What the task asks:
Records follow. Select each line holding "wear".

Provided entries:
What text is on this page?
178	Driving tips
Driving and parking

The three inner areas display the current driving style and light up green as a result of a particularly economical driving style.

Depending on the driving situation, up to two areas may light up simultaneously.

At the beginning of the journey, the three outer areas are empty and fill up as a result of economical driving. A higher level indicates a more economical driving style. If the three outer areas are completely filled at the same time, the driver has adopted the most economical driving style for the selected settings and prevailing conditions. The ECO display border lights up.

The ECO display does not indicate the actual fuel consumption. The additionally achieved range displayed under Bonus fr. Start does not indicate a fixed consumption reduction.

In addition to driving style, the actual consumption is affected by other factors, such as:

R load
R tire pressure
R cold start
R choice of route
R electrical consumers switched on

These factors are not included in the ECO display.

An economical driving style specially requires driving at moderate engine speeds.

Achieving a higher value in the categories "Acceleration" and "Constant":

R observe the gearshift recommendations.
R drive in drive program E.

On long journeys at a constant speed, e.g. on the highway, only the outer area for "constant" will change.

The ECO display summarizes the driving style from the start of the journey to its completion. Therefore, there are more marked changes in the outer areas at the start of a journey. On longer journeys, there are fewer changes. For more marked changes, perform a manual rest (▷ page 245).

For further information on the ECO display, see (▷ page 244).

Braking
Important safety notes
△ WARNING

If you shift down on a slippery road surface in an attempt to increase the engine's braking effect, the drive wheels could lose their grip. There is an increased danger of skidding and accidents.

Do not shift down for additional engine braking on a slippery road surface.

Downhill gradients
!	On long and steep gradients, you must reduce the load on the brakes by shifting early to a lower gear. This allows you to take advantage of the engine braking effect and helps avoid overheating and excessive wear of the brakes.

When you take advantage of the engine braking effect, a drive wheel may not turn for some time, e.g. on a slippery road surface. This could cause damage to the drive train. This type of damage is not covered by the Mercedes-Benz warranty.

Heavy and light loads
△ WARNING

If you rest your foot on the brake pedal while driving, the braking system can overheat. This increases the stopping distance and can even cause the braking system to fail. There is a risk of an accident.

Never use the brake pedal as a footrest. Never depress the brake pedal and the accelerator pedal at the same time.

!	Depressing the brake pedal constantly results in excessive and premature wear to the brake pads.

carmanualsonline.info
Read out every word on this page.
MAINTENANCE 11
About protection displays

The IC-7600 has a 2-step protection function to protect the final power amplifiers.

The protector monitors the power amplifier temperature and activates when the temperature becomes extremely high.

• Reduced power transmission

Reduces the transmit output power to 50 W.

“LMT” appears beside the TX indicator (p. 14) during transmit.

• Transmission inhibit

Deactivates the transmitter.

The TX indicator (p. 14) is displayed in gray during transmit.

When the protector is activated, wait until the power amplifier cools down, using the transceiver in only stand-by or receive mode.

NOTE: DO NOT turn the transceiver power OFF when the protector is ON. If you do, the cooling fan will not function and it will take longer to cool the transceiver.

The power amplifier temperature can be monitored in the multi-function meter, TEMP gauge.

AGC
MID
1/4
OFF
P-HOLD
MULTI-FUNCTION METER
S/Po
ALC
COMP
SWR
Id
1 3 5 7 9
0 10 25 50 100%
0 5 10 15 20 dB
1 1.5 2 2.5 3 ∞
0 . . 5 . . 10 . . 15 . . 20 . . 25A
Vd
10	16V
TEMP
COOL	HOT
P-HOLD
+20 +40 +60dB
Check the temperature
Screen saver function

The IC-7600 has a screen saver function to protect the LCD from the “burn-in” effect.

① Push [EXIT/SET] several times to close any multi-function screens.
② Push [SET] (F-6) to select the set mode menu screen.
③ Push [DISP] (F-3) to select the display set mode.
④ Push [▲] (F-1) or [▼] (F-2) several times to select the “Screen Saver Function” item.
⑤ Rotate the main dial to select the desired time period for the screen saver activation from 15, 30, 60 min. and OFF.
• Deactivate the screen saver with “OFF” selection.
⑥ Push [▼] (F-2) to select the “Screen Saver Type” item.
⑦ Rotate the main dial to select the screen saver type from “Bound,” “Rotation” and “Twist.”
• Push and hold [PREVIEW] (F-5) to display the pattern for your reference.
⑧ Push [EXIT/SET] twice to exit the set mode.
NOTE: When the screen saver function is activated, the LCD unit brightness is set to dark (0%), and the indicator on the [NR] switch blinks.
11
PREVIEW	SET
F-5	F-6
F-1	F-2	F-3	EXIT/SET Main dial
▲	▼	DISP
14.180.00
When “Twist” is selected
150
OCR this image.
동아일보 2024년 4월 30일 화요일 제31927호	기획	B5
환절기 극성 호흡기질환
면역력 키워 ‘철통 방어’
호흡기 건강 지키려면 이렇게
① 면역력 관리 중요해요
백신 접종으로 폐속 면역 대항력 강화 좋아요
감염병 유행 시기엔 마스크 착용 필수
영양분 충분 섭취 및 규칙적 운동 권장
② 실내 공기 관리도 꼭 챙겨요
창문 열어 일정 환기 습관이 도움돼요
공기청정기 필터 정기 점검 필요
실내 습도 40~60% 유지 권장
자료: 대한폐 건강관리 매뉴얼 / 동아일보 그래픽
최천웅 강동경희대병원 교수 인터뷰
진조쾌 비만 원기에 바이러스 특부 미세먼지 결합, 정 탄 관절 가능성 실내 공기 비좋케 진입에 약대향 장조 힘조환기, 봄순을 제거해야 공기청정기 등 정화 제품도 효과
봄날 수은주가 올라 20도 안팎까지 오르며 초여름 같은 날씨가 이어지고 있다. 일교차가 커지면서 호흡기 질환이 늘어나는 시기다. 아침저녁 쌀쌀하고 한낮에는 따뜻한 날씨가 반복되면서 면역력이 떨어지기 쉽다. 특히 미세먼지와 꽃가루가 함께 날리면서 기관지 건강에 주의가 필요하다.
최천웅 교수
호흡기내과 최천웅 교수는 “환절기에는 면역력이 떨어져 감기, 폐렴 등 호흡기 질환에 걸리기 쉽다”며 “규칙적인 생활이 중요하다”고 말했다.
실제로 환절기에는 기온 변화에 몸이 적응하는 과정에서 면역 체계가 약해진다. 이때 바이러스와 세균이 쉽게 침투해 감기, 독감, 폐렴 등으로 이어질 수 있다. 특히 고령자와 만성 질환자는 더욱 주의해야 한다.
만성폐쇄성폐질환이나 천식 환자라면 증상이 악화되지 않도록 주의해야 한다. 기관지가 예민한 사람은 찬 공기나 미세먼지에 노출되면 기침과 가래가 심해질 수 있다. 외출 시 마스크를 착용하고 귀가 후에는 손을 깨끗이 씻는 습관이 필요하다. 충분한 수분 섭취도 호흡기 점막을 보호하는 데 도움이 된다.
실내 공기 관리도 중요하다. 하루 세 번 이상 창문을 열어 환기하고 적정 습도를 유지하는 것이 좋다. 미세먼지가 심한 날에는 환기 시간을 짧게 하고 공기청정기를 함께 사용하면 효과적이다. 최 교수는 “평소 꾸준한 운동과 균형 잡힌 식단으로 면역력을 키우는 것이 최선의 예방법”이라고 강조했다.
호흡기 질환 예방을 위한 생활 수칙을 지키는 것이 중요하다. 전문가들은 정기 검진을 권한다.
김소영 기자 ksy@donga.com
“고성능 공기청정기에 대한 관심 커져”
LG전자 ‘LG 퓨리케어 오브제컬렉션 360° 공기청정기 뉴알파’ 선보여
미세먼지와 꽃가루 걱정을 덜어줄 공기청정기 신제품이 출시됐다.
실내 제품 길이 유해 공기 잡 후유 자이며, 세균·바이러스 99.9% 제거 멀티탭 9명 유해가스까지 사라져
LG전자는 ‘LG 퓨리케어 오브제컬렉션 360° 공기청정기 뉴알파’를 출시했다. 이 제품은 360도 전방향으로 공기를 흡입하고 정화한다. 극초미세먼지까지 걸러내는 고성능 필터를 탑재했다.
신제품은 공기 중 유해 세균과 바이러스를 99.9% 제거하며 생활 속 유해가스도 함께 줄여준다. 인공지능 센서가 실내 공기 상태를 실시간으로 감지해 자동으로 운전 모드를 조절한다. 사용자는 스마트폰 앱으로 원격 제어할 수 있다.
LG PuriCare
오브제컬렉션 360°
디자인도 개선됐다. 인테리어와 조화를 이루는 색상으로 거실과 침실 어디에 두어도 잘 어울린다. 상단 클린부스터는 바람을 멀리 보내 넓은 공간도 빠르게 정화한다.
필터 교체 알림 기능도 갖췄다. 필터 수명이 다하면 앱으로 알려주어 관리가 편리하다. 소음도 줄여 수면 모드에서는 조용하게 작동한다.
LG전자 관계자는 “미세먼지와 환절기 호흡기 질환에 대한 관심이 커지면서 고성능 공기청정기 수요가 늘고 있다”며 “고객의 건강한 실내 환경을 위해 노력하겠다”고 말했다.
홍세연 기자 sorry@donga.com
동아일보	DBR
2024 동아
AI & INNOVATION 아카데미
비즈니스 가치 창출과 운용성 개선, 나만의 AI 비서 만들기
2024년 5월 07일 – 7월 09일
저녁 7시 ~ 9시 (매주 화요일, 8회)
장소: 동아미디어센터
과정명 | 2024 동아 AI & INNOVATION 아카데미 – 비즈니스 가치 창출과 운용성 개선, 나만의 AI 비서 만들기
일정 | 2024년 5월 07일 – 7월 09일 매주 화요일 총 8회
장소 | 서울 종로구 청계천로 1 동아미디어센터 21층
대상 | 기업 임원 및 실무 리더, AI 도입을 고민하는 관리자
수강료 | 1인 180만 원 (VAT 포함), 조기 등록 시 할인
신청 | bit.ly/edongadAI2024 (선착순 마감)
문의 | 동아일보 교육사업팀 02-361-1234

Result below:
!	On long and steep gradients, you must reduce the load on the brakes by shifting early to a lower gear. This allows you to take advantage of the engine braking effect and helps avoid overheating and excessive wear of the brakes.
!	Depressing the brake pedal constantly results in excessive and premature wear to the brake pads.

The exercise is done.